Zur Zeit beschäftige ich mich hauptsächlich mit der EM- Anwendung auf meinem Grundstück. Mein Mann ist gestern hier angekommen und hat mir ausreichend EM und Zuckerrohrmelasse mitgebracht, ich könnte also auch genügend EMa  fü meinen  Teich fermentieren. Meine bisherigen Versuche waren ja eher zögerlich und halbherzig erfolgt, mit EMa- Restmengen aus der Bodenbehandlung des Gartens. Wenn überhaupt, dann möchte ich mich bei einem neuerlichen Versuch  an den allgemeinen  Empfehlungen der einschlägigen Literatur bzw. an Deinen Erfahrungen mit den vier behandelten Teichen orientieren.

■ **Extrahierte Daten**
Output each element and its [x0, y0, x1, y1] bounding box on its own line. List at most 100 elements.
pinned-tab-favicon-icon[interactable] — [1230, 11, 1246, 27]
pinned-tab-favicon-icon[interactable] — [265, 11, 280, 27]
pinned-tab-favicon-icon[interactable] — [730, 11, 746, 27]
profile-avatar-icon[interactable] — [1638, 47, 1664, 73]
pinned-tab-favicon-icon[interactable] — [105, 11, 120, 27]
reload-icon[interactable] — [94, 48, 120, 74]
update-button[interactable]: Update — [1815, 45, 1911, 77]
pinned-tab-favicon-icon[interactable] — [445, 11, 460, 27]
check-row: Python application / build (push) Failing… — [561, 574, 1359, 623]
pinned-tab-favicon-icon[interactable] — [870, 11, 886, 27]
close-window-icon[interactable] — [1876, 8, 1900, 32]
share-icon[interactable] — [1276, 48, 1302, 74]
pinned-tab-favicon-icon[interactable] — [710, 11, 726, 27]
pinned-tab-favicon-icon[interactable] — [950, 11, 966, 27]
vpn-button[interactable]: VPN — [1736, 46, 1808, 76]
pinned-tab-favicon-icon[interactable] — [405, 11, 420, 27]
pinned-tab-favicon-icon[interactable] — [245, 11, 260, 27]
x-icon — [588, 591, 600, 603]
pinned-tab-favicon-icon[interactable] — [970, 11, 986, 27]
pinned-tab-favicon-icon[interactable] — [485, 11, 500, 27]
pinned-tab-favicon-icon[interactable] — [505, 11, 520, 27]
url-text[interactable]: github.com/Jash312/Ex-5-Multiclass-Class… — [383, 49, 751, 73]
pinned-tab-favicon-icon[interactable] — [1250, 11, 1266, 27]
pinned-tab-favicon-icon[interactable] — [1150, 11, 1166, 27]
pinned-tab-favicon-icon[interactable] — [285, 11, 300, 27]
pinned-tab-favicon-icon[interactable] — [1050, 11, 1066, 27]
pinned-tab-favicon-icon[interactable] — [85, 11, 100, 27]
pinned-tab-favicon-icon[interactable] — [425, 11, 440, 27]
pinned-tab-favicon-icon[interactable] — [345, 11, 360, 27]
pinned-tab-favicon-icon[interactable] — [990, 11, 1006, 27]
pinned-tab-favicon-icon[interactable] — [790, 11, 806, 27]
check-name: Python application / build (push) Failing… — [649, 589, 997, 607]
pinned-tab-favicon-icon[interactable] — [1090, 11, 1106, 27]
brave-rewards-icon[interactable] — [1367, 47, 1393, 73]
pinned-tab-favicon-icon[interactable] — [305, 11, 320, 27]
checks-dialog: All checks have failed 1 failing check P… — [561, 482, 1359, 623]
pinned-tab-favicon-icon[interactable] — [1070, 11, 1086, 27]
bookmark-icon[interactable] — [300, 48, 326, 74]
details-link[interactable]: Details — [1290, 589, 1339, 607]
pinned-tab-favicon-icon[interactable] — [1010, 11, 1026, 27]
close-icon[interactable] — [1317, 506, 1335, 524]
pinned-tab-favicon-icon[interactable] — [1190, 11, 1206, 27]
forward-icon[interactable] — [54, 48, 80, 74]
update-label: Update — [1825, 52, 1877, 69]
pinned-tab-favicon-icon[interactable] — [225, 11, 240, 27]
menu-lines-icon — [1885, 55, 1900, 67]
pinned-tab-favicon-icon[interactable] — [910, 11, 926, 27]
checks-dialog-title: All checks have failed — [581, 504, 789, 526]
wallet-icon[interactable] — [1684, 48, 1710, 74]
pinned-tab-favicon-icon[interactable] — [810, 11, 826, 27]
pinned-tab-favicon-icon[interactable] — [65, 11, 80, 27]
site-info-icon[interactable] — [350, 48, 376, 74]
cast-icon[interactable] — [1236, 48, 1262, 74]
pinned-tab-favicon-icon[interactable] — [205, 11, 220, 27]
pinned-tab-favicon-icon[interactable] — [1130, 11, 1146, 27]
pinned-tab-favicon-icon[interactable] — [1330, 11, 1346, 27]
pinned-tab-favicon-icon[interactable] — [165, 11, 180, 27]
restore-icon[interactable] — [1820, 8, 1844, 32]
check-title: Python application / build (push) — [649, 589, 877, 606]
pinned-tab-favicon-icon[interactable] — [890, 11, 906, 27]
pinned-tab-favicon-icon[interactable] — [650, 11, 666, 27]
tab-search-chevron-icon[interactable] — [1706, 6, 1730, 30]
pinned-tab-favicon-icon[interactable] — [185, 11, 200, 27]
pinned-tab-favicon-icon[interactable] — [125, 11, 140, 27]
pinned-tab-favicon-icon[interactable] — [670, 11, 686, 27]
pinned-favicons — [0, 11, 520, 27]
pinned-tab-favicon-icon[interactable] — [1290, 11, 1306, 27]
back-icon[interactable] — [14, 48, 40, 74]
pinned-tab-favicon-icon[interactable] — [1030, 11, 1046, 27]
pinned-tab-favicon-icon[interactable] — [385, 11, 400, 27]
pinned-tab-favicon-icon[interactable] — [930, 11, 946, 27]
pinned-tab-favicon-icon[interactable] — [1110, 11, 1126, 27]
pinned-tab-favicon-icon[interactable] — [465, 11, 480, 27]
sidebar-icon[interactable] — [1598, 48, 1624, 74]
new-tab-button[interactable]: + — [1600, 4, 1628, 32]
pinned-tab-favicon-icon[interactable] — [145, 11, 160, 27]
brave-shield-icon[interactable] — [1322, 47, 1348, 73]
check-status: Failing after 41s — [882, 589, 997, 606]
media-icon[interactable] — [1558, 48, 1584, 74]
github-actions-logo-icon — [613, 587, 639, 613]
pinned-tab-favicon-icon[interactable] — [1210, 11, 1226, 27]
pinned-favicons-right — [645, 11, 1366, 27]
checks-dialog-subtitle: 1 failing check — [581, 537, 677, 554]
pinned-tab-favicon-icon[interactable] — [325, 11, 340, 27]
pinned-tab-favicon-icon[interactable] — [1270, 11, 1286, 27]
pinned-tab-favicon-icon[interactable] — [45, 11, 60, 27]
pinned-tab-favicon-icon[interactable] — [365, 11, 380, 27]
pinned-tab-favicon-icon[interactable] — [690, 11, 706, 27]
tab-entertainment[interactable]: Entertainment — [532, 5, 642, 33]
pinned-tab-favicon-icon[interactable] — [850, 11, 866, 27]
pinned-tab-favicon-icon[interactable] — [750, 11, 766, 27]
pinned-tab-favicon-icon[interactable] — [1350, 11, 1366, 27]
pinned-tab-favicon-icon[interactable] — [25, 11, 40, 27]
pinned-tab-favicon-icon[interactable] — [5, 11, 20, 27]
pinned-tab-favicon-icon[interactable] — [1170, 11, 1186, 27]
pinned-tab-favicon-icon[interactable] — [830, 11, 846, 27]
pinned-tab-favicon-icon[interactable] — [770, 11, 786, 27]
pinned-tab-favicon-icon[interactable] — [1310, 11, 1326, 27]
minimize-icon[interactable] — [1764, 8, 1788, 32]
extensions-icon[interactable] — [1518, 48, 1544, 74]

■ **Zu lösende Aufgaben**
**a.** Beantworte anhand des Auszugs über die EM-Anwendung die folgenden Fragen.
(i) Was wurde gestern mitgebracht?
(ii) Woraus stammten die EMa für die bisherigen Versuche?
(iii) Wie viele Teiche wurden laut dem Auszug behandelt?
**b.** Ersetze im Auszug über die EM-Anwendung den Ausdruck "Zuckerrohrmelasse" durch "Rübenmelasse". Gib dabei den Abschnitt von "Zur Zeit beschäftige" bis einschließlich "behandelten Teichen orientieren." wieder.

■ **Gelöste Aufgaben**
**a.**
(i) Ausreichend EM und Zuckerrohrmelasse.
(ii) Aus EMa-Restmengen aus der Bodenbehandlung des Gartens.
(iii) Vier Teiche.

**b.**
Zur Zeit beschäftige ich mich hauptsächlich mit der EM- Anwendung auf meinem Grundstück. Mein Mann ist gestern hier angekommen und hat mir ausreichend EM und Rübenmelasse mitgebracht, ich könnte also auch genügend EMa  fü meinen  Teich fermentieren. Meine bisherigen Versuche waren ja eher zögerlich und halbherzig erfolgt, mit EMa- Restmengen aus der Bodenbehandlung des Gartens. Wenn überhaupt, dann möchte ich mich bei einem neuerlichen Versuch  an den allgemeinen  Empfehlungen der einschlägigen Literatur bzw. an Deinen Erfahrungen mit den vier behandelten Teichen orientieren.